■ **TASK GOAL**: Copy each of the entries below word for word, keeping every line unchanged.

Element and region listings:
# # # # # # #
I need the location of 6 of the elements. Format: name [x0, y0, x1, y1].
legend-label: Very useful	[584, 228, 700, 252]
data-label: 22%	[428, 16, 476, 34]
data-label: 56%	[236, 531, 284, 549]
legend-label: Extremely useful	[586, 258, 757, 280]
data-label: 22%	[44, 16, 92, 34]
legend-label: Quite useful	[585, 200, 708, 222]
# # # # # # #
■ **RESULT OF THE TASK**:
I need the location of 6 of the elements. Format: name [x0, y0, x1, y1].
legend-label: Very useful	[584, 228, 700, 252]
data-label: 22%	[428, 16, 476, 34]
data-label: 56%	[236, 531, 284, 549]
legend-label: Extremely useful	[586, 258, 757, 280]
data-label: 22%	[44, 16, 92, 34]
legend-label: Quite useful	[585, 200, 708, 222]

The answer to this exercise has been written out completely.